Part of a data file
####################

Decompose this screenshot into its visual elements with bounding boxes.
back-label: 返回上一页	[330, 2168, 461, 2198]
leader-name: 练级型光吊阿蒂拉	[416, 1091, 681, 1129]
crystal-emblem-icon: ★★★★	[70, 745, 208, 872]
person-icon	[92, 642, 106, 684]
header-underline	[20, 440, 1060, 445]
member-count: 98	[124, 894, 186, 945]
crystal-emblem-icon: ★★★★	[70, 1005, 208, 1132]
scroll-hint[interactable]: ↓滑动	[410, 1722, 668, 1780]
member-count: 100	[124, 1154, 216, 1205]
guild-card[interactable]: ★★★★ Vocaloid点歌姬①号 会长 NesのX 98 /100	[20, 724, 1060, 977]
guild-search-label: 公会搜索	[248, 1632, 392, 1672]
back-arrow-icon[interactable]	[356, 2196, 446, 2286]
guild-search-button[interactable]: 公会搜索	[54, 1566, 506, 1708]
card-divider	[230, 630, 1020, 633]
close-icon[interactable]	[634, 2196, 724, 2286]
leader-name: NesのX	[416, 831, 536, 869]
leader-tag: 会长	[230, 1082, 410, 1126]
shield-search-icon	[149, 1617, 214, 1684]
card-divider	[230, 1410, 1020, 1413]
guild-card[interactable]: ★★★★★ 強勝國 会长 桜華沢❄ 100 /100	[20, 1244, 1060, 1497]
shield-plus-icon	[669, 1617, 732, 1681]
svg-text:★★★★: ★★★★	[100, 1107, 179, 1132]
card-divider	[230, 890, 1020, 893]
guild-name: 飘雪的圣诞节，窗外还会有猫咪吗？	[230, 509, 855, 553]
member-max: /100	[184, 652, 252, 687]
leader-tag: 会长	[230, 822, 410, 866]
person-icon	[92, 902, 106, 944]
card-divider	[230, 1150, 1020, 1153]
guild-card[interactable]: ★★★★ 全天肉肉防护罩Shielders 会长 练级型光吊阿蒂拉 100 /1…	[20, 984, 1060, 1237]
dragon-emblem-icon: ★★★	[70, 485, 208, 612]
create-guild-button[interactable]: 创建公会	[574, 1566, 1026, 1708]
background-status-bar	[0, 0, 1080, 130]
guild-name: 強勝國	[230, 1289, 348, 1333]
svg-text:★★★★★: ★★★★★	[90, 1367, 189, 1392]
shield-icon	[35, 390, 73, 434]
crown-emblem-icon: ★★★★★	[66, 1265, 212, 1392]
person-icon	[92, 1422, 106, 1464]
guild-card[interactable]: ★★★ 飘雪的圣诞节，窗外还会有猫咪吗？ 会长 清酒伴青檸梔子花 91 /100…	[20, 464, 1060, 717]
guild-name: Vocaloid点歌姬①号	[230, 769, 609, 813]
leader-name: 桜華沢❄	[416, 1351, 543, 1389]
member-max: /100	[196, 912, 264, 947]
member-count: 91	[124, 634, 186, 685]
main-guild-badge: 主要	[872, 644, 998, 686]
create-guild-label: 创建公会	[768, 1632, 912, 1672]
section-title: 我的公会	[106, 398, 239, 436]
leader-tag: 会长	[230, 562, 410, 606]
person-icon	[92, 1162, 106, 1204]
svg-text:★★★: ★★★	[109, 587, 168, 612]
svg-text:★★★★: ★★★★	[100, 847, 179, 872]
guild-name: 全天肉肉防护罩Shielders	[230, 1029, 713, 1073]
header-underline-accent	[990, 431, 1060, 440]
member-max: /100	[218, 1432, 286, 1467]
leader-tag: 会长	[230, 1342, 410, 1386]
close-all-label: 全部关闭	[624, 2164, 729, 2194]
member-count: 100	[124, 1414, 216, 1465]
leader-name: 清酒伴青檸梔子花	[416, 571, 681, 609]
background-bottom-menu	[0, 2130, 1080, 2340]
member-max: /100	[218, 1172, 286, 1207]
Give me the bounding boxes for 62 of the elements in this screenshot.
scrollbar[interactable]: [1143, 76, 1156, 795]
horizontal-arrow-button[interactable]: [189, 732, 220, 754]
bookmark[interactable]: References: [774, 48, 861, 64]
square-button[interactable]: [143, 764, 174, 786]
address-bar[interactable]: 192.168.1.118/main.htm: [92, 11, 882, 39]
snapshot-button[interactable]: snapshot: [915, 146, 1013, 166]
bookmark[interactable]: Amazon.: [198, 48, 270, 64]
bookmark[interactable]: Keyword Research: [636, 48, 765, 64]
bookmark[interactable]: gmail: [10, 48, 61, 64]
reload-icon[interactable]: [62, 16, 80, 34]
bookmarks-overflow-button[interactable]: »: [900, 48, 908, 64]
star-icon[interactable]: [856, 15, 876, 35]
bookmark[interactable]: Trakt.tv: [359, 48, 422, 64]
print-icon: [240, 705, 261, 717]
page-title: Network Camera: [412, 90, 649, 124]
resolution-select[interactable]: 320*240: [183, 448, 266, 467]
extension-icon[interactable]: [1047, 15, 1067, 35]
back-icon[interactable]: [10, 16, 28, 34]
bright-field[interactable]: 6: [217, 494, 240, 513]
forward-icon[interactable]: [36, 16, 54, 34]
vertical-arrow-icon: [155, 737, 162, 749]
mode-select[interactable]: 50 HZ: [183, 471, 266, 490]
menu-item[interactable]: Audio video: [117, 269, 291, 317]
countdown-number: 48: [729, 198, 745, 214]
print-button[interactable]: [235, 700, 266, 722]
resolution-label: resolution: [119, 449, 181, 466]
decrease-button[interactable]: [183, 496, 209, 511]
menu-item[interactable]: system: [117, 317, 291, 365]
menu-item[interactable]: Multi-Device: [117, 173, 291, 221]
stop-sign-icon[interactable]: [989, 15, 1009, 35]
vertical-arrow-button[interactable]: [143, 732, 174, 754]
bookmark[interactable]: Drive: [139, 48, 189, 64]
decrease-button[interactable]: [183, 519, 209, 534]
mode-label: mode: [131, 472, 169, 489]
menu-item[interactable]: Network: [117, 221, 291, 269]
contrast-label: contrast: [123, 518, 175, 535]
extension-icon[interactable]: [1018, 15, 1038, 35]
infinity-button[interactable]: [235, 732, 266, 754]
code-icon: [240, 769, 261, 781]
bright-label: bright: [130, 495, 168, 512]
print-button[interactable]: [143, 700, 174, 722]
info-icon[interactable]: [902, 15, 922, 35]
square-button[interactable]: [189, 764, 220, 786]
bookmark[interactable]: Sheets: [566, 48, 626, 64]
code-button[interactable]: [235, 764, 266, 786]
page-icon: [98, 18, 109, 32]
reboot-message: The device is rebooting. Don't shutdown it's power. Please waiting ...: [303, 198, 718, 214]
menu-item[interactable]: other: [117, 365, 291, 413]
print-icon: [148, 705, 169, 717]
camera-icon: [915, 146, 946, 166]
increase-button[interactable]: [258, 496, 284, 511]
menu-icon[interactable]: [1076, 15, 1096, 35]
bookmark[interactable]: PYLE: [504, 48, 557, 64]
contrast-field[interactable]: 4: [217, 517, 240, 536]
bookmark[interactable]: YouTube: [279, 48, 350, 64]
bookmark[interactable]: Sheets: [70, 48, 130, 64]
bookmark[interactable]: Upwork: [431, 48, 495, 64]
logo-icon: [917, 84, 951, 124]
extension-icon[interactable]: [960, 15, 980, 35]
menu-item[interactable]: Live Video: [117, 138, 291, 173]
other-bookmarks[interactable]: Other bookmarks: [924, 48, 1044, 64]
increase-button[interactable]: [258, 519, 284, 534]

####################

■ **What you are asked to do**
Gather every line of the listing that contains the string "vertical", with letter case taken into account.

■ **Result of the task**
vertical-arrow-icon: [155, 737, 162, 749]
vertical-arrow-button[interactable]: [143, 732, 174, 754]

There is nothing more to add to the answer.